===== WORKING DATA
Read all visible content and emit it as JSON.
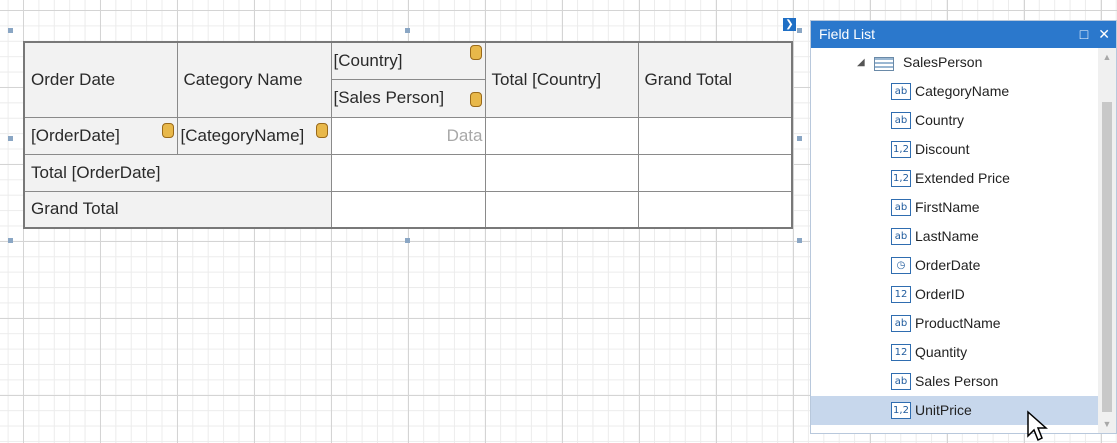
{
  "pivot": {
    "header": {
      "order_date": "Order Date",
      "category_name": "Category Name",
      "country": "[Country]",
      "sales_person": "[Sales Person]",
      "total_country": "Total [Country]",
      "grand_total": "Grand Total"
    },
    "row_fields": {
      "order_date": "[OrderDate]",
      "category_name": "[CategoryName]",
      "data": "Data"
    },
    "total_row": "Total [OrderDate]",
    "grand_total_row": "Grand Total"
  },
  "field_list": {
    "title": "Field List",
    "root": "SalesPerson",
    "fields": [
      {
        "label": "CategoryName",
        "type_glyph": "ab"
      },
      {
        "label": "Country",
        "type_glyph": "ab"
      },
      {
        "label": "Discount",
        "type_glyph": "1,2"
      },
      {
        "label": "Extended Price",
        "type_glyph": "1,2"
      },
      {
        "label": "FirstName",
        "type_glyph": "ab"
      },
      {
        "label": "LastName",
        "type_glyph": "ab"
      },
      {
        "label": "OrderDate",
        "type_glyph": "◷"
      },
      {
        "label": "OrderID",
        "type_glyph": "12"
      },
      {
        "label": "ProductName",
        "type_glyph": "ab"
      },
      {
        "label": "Quantity",
        "type_glyph": "12"
      },
      {
        "label": "Sales Person",
        "type_glyph": "ab"
      },
      {
        "label": "UnitPrice",
        "type_glyph": "1,2"
      }
    ],
    "selected_field": "UnitPrice"
  },
  "colors": {
    "accent": "#2b78cc",
    "selection": "#c7d7ec",
    "datasource_icon": "#e8b84a"
  }
}
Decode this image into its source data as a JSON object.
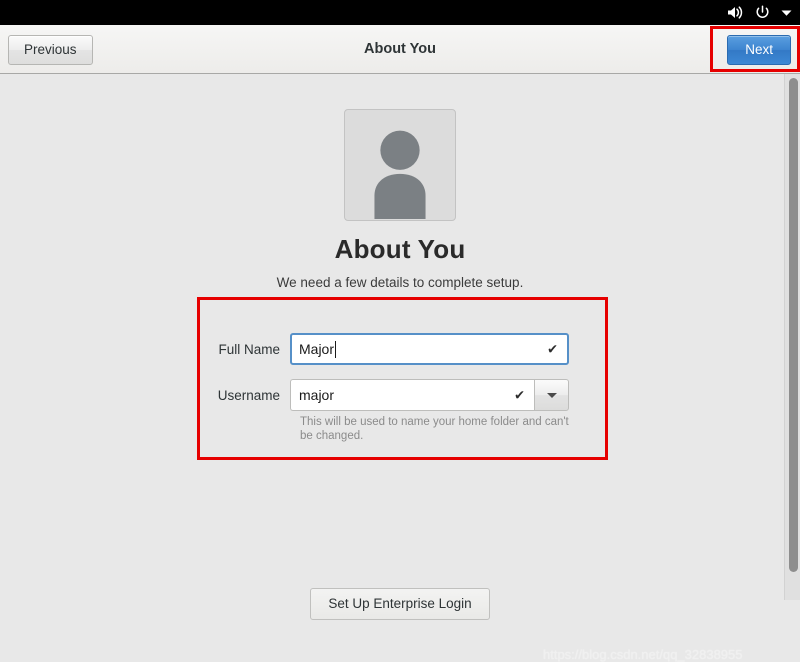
{
  "system_bar": {
    "icons": [
      {
        "name": "volume-icon",
        "label": "Volume"
      },
      {
        "name": "power-icon",
        "label": "Power"
      },
      {
        "name": "chevron-down-icon",
        "label": "System menu"
      }
    ]
  },
  "header": {
    "title": "About You",
    "previous_label": "Previous",
    "next_label": "Next"
  },
  "main": {
    "avatar_alt": "user-avatar-placeholder",
    "title": "About You",
    "subtitle": "We need a few details to complete setup.",
    "fields": [
      {
        "name": "full-name",
        "label": "Full Name",
        "value": "Major",
        "placeholder": "",
        "focused": true,
        "valid_icon": "✔",
        "has_dropdown": false
      },
      {
        "name": "username",
        "label": "Username",
        "value": "major",
        "placeholder": "",
        "focused": false,
        "valid_icon": "✔",
        "has_dropdown": true
      }
    ],
    "hint": "This will be used to name your home folder and can't be changed.",
    "enterprise_login_label": "Set Up Enterprise Login"
  },
  "annotations": {
    "accent_color": "#e60000",
    "next_button_highlight": true,
    "form_highlight": true
  },
  "scrollbar": {
    "orientation": "vertical",
    "position": "right"
  },
  "watermark": {
    "text": "https://blog.csdn.net/qq_32838955"
  }
}
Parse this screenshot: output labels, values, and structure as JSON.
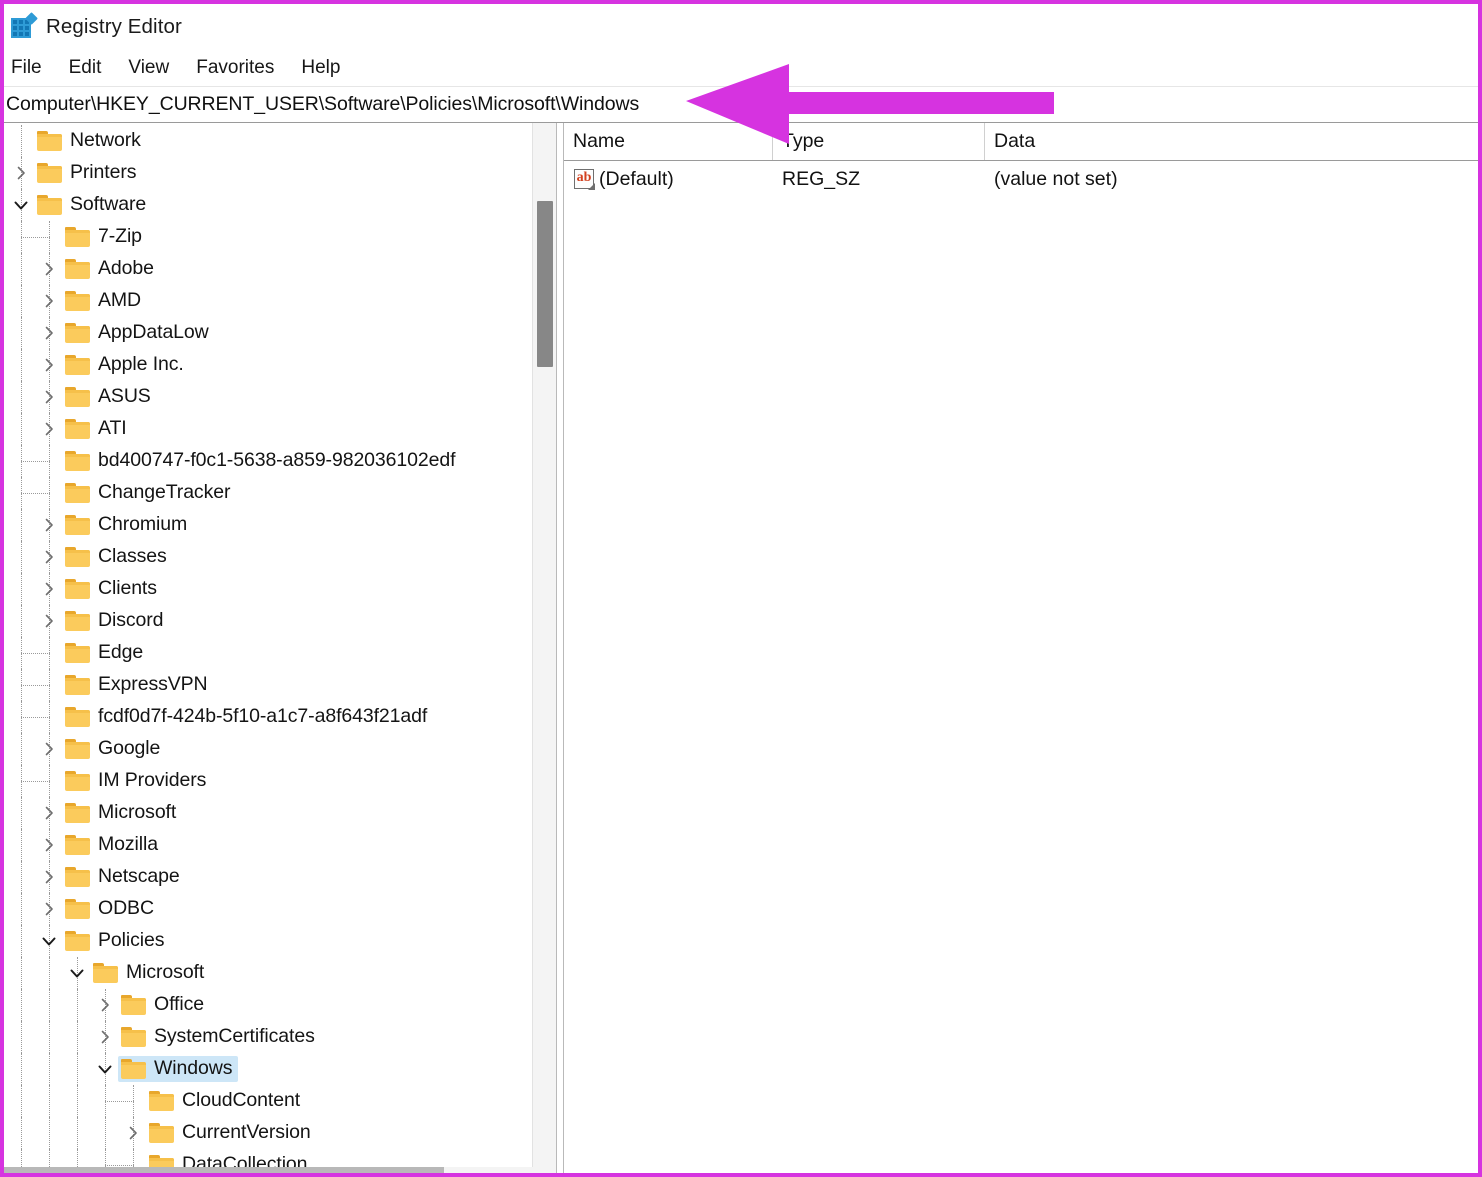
{
  "window": {
    "title": "Registry Editor",
    "icon": "registry-editor-icon"
  },
  "menu": {
    "items": [
      {
        "label": "File"
      },
      {
        "label": "Edit"
      },
      {
        "label": "View"
      },
      {
        "label": "Favorites"
      },
      {
        "label": "Help"
      }
    ]
  },
  "address": {
    "path": "Computer\\HKEY_CURRENT_USER\\Software\\Policies\\Microsoft\\Windows"
  },
  "tree": {
    "rows": [
      {
        "label": "Network",
        "depth": 1,
        "twisty": "none",
        "selected": false
      },
      {
        "label": "Printers",
        "depth": 1,
        "twisty": "collapsed",
        "selected": false
      },
      {
        "label": "Software",
        "depth": 1,
        "twisty": "expanded",
        "selected": false
      },
      {
        "label": "7-Zip",
        "depth": 2,
        "twisty": "none",
        "selected": false
      },
      {
        "label": "Adobe",
        "depth": 2,
        "twisty": "collapsed",
        "selected": false
      },
      {
        "label": "AMD",
        "depth": 2,
        "twisty": "collapsed",
        "selected": false
      },
      {
        "label": "AppDataLow",
        "depth": 2,
        "twisty": "collapsed",
        "selected": false
      },
      {
        "label": "Apple Inc.",
        "depth": 2,
        "twisty": "collapsed",
        "selected": false
      },
      {
        "label": "ASUS",
        "depth": 2,
        "twisty": "collapsed",
        "selected": false
      },
      {
        "label": "ATI",
        "depth": 2,
        "twisty": "collapsed",
        "selected": false
      },
      {
        "label": "bd400747-f0c1-5638-a859-982036102edf",
        "depth": 2,
        "twisty": "none",
        "selected": false
      },
      {
        "label": "ChangeTracker",
        "depth": 2,
        "twisty": "none",
        "selected": false
      },
      {
        "label": "Chromium",
        "depth": 2,
        "twisty": "collapsed",
        "selected": false
      },
      {
        "label": "Classes",
        "depth": 2,
        "twisty": "collapsed",
        "selected": false
      },
      {
        "label": "Clients",
        "depth": 2,
        "twisty": "collapsed",
        "selected": false
      },
      {
        "label": "Discord",
        "depth": 2,
        "twisty": "collapsed",
        "selected": false
      },
      {
        "label": "Edge",
        "depth": 2,
        "twisty": "none",
        "selected": false
      },
      {
        "label": "ExpressVPN",
        "depth": 2,
        "twisty": "none",
        "selected": false
      },
      {
        "label": "fcdf0d7f-424b-5f10-a1c7-a8f643f21adf",
        "depth": 2,
        "twisty": "none",
        "selected": false
      },
      {
        "label": "Google",
        "depth": 2,
        "twisty": "collapsed",
        "selected": false
      },
      {
        "label": "IM Providers",
        "depth": 2,
        "twisty": "none",
        "selected": false
      },
      {
        "label": "Microsoft",
        "depth": 2,
        "twisty": "collapsed",
        "selected": false
      },
      {
        "label": "Mozilla",
        "depth": 2,
        "twisty": "collapsed",
        "selected": false
      },
      {
        "label": "Netscape",
        "depth": 2,
        "twisty": "collapsed",
        "selected": false
      },
      {
        "label": "ODBC",
        "depth": 2,
        "twisty": "collapsed",
        "selected": false
      },
      {
        "label": "Policies",
        "depth": 2,
        "twisty": "expanded",
        "selected": false
      },
      {
        "label": "Microsoft",
        "depth": 3,
        "twisty": "expanded",
        "selected": false
      },
      {
        "label": "Office",
        "depth": 4,
        "twisty": "collapsed",
        "selected": false
      },
      {
        "label": "SystemCertificates",
        "depth": 4,
        "twisty": "collapsed",
        "selected": false
      },
      {
        "label": "Windows",
        "depth": 4,
        "twisty": "expanded",
        "selected": true
      },
      {
        "label": "CloudContent",
        "depth": 5,
        "twisty": "none",
        "selected": false
      },
      {
        "label": "CurrentVersion",
        "depth": 5,
        "twisty": "collapsed",
        "selected": false
      },
      {
        "label": "DataCollection",
        "depth": 5,
        "twisty": "none",
        "selected": false
      }
    ]
  },
  "values": {
    "columns": [
      {
        "label": "Name"
      },
      {
        "label": "Type"
      },
      {
        "label": "Data"
      }
    ],
    "rows": [
      {
        "name": "(Default)",
        "type": "REG_SZ",
        "data": "(value not set)",
        "icon": "string-value-icon"
      }
    ]
  },
  "annotation": {
    "arrow_color": "#d633e0",
    "border_color": "#d633e0"
  }
}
==========
**YOUR TASK**
Images in the records should not be copied. Repeat all the rest exactly.

**SOLUTION TO THE EXERCISE**
Read all visible content and emit it as JSON.
{
  "pivot": {
    "header": {
      "order_date": "Order Date",
      "category_name": "Category Name",
      "country": "[Country]",
      "sales_person": "[Sales Person]",
      "total_country": "Total [Country]",
      "grand_total": "Grand Total"
    },
    "row_fields": {
      "order_date": "[OrderDate]",
      "category_name": "[CategoryName]",
      "data": "Data"
    },
    "total_row": "Total [OrderDate]",
    "grand_total_row": "Grand Total"
  },
  "field_list": {
    "title": "Field List",
    "root": "SalesPerson",
    "fields": [
      {
        "label": "CategoryName",
        "type_glyph": "ab"
      },
      {
        "label": "Country",
        "type_glyph": "ab"
      },
      {
        "label": "Discount",
        "type_glyph": "1,2"
      },
      {
        "label": "Extended Price",
        "type_glyph": "1,2"
      },
      {
        "label": "FirstName",
        "type_glyph": "ab"
      },
      {
        "label": "LastName",
        "type_glyph": "ab"
      },
      {
        "label": "OrderDate",
        "type_glyph": "◷"
      },
      {
        "label": "OrderID",
        "type_glyph": "12"
      },
      {
        "label": "ProductName",
        "type_glyph": "ab"
      },
      {
        "label": "Quantity",
        "type_glyph": "12"
      },
      {
        "label": "Sales Person",
        "type_glyph": "ab"
      },
      {
        "label": "UnitPrice",
        "type_glyph": "1,2"
      }
    ],
    "selected_field": "UnitPrice"
  },
  "colors": {
    "accent": "#2b78cc",
    "selection": "#c7d7ec",
    "datasource_icon": "#e8b84a"
  }
}
Decode this image into its source data as a JSON object.
{
  "system_bar": {
    "icons": [
      {
        "name": "volume-icon",
        "label": "Volume"
      },
      {
        "name": "power-icon",
        "label": "Power"
      },
      {
        "name": "chevron-down-icon",
        "label": "System menu"
      }
    ]
  },
  "header": {
    "title": "About You",
    "previous_label": "Previous",
    "next_label": "Next"
  },
  "main": {
    "avatar_alt": "user-avatar-placeholder",
    "title": "About You",
    "subtitle": "We need a few details to complete setup.",
    "fields": [
      {
        "name": "full-name",
        "label": "Full Name",
        "value": "Major",
        "placeholder": "",
        "focused": true,
        "valid_icon": "✔",
        "has_dropdown": false
      },
      {
        "name": "username",
        "label": "Username",
        "value": "major",
        "placeholder": "",
        "focused": false,
        "valid_icon": "✔",
        "has_dropdown": true
      }
    ],
    "hint": "This will be used to name your home folder and can't be changed.",
    "enterprise_login_label": "Set Up Enterprise Login"
  },
  "annotations": {
    "accent_color": "#e60000",
    "next_button_highlight": true,
    "form_highlight": true
  },
  "scrollbar": {
    "orientation": "vertical",
    "position": "right"
  },
  "watermark": {
    "text": "https://blog.csdn.net/qq_32838955"
  }
}
Parse this screenshot: output labels, values, and structure as JSON.
{
  "window": {
    "title": "Registry Editor",
    "icon": "registry-editor-icon"
  },
  "menu": {
    "items": [
      {
        "label": "File"
      },
      {
        "label": "Edit"
      },
      {
        "label": "View"
      },
      {
        "label": "Favorites"
      },
      {
        "label": "Help"
      }
    ]
  },
  "address": {
    "path": "Computer\\HKEY_CURRENT_USER\\Software\\Policies\\Microsoft\\Windows"
  },
  "tree": {
    "rows": [
      {
        "label": "Network",
        "depth": 1,
        "twisty": "none",
        "selected": false
      },
      {
        "label": "Printers",
        "depth": 1,
        "twisty": "collapsed",
        "selected": false
      },
      {
        "label": "Software",
        "depth": 1,
        "twisty": "expanded",
        "selected": false
      },
      {
        "label": "7-Zip",
        "depth": 2,
        "twisty": "none",
        "selected": false
      },
      {
        "label": "Adobe",
        "depth": 2,
        "twisty": "collapsed",
        "selected": false
      },
      {
        "label": "AMD",
        "depth": 2,
        "twisty": "collapsed",
        "selected": false
      },
      {
        "label": "AppDataLow",
        "depth": 2,
        "twisty": "collapsed",
        "selected": false
      },
      {
        "label": "Apple Inc.",
        "depth": 2,
        "twisty": "collapsed",
        "selected": false
      },
      {
        "label": "ASUS",
        "depth": 2,
        "twisty": "collapsed",
        "selected": false
      },
      {
        "label": "ATI",
        "depth": 2,
        "twisty": "collapsed",
        "selected": false
      },
      {
        "label": "bd400747-f0c1-5638-a859-982036102edf",
        "depth": 2,
        "twisty": "none",
        "selected": false
      },
      {
        "label": "ChangeTracker",
        "depth": 2,
        "twisty": "none",
        "selected": false
      },
      {
        "label": "Chromium",
        "depth": 2,
        "twisty": "collapsed",
        "selected": false
      },
      {
        "label": "Classes",
        "depth": 2,
        "twisty": "collapsed",
        "selected": false
      },
      {
        "label": "Clients",
        "depth": 2,
        "twisty": "collapsed",
        "selected": false
      },
      {
        "label": "Discord",
        "depth": 2,
        "twisty": "collapsed",
        "selected": false
      },
      {
        "label": "Edge",
        "depth": 2,
        "twisty": "none",
        "selected": false
      },
      {
        "label": "ExpressVPN",
        "depth": 2,
        "twisty": "none",
        "selected": false
      },
      {
        "label": "fcdf0d7f-424b-5f10-a1c7-a8f643f21adf",
        "depth": 2,
        "twisty": "none",
        "selected": false
      },
      {
        "label": "Google",
        "depth": 2,
        "twisty": "collapsed",
        "selected": false
      },
      {
        "label": "IM Providers",
        "depth": 2,
        "twisty": "none",
        "selected": false
      },
      {
        "label": "Microsoft",
        "depth": 2,
        "twisty": "collapsed",
        "selected": false
      },
      {
        "label": "Mozilla",
        "depth": 2,
        "twisty": "collapsed",
        "selected": false
      },
      {
        "label": "Netscape",
        "depth": 2,
        "twisty": "collapsed",
        "selected": false
      },
      {
        "label": "ODBC",
        "depth": 2,
        "twisty": "collapsed",
        "selected": false
      },
      {
        "label": "Policies",
        "depth": 2,
        "twisty": "expanded",
        "selected": false
      },
      {
        "label": "Microsoft",
        "depth": 3,
        "twisty": "expanded",
        "selected": false
      },
      {
        "label": "Office",
        "depth": 4,
        "twisty": "collapsed",
        "selected": false
      },
      {
        "label": "SystemCertificates",
        "depth": 4,
        "twisty": "collapsed",
        "selected": false
      },
      {
        "label": "Windows",
        "depth": 4,
        "twisty": "expanded",
        "selected": true
      },
      {
        "label": "CloudContent",
        "depth": 5,
        "twisty": "none",
        "selected": false
      },
      {
        "label": "CurrentVersion",
        "depth": 5,
        "twisty": "collapsed",
        "selected": false
      },
      {
        "label": "DataCollection",
        "depth": 5,
        "twisty": "none",
        "selected": false
      }
    ]
  },
  "values": {
    "columns": [
      {
        "label": "Name"
      },
      {
        "label": "Type"
      },
      {
        "label": "Data"
      }
    ],
    "rows": [
      {
        "name": "(Default)",
        "type": "REG_SZ",
        "data": "(value not set)",
        "icon": "string-value-icon"
      }
    ]
  },
  "annotation": {
    "arrow_color": "#d633e0",
    "border_color": "#d633e0"
  }
}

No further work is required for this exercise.